**FRAGMENTO DE PÁGINA**
Sin convicciones morales comunes
las instituciones no pueden durar ni surtir efecto”
Joseph Ratzinger
Aunque se intente negar pertinazmente, la política y la moral están estrechamente emparentadas: basta echar una ojeada a la agenda política del país para darse cuenta, las leyes que se discuten en los Congresos locales y federal están cargadas de consecuencias éticas.
Olvidar sistemáticamente la moral al elaborar leyes entraña por lo menos una falta de coherencia: me extraño de las rupturas matrimoniales, pero facilito al máximo el divorcio; quiero promover la dignidad de la mujer, pero permito que proliferen establecimientos donde la “mercancía” ofrecida es femenina; quiero que mis políticos sean honestos, pero no me preocupo de que sean coherentes en su vida personal, y un largo etc. Es preocupante que vaya cristalizando la opinión de que los políticos deben hacer caso omiso a sus convicciones personales a la hora de hacer política, con pretexto de imparcialidad y de servicio a la nación y no a sus propios intereses. De esta forma únicamente se fomenta que lleguen al poder personas sin escrúpulos ni principios morales, capaces de vender a su madre si así lo exigen las masas. Si no miro a los principios de los políticos y a su integridad, ¿en qué podré basar la decisión de votar por ellos?, si carecen de principios y de línea de pensamiento, ¿para qué sirven? Precisamente por encarnar unos principios y convicciones pueden o no representarme y es conforme a eso que los elegimos o no.

Entradas de datos almacenados:
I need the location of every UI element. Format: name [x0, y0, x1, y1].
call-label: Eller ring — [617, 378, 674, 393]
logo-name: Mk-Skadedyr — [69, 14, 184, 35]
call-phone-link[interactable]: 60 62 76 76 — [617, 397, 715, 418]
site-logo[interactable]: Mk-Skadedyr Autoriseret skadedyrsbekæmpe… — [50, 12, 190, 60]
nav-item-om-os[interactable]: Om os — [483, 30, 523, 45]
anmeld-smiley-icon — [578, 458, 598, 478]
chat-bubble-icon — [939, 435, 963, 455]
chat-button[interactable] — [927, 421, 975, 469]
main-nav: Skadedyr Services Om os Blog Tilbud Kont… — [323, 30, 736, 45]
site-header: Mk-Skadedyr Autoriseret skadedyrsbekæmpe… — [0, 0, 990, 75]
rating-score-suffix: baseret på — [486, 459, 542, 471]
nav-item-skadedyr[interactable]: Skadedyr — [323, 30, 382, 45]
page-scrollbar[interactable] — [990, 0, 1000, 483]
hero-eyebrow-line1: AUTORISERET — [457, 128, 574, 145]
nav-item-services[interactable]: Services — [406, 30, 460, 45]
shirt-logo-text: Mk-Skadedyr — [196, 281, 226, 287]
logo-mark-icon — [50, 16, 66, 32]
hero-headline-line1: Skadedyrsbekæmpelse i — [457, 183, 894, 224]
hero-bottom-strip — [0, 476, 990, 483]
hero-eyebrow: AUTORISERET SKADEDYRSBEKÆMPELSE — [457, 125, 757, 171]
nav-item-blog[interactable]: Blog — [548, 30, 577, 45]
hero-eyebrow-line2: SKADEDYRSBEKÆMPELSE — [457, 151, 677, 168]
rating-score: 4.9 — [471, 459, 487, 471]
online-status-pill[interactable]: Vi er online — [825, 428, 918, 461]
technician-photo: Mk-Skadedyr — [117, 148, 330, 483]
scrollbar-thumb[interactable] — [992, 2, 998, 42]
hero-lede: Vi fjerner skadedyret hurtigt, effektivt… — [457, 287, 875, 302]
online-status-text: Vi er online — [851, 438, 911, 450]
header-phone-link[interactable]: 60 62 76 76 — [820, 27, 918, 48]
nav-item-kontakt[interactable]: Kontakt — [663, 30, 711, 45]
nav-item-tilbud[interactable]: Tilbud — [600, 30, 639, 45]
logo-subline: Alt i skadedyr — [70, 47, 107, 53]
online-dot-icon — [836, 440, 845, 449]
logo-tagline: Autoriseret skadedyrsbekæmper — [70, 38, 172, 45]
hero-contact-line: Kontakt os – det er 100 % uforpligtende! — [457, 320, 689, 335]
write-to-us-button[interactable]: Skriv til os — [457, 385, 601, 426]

**PROBLEMA A**
Traduce al inglés esta oración del fragmento sobre política y moral: "De esta forma únicamente se fomenta que lleguen al poder personas sin escrúpulos ni principios morales, capaces de vender a su madre si así lo exigen las masas."
**PROBLEMA B**
Contesta con datos del fragmento sobre política y moral:
(i) ¿A quién se atribuye la cita inicial?
(ii) ¿En qué instancias se discuten las leyes cargadas de consecuencias éticas?
(iii) ¿Con qué pretexto se sostiene que los políticos deben hacer caso omiso a sus convicciones personales?
**PROBLEMA C**
Según el fragmento sobre política y moral, ¿por qué es preocupante la opinión de que los políticos deben hacer caso omiso a sus convicciones personales al hacer política?
Responde únicamente con lo que consta en el fragmento sobre política y moral.

**SOLUCIÓN A**
In this way, the only thing encouraged is that people without scruples or moral principles come to power, people capable of selling their own mother if the masses so demand.

**SOLUCIÓN B**
(i) A Joseph Ratzinger.
(ii) En los Congresos locales y federal.
(iii) Con pretexto de imparcialidad y de servicio a la nación y no a sus propios intereses.

**SOLUCIÓN C**
Porque así únicamente se fomenta que lleguen al poder personas sin escrúpulos ni principios morales, capaces de vender a su madre si así lo exigen las masas.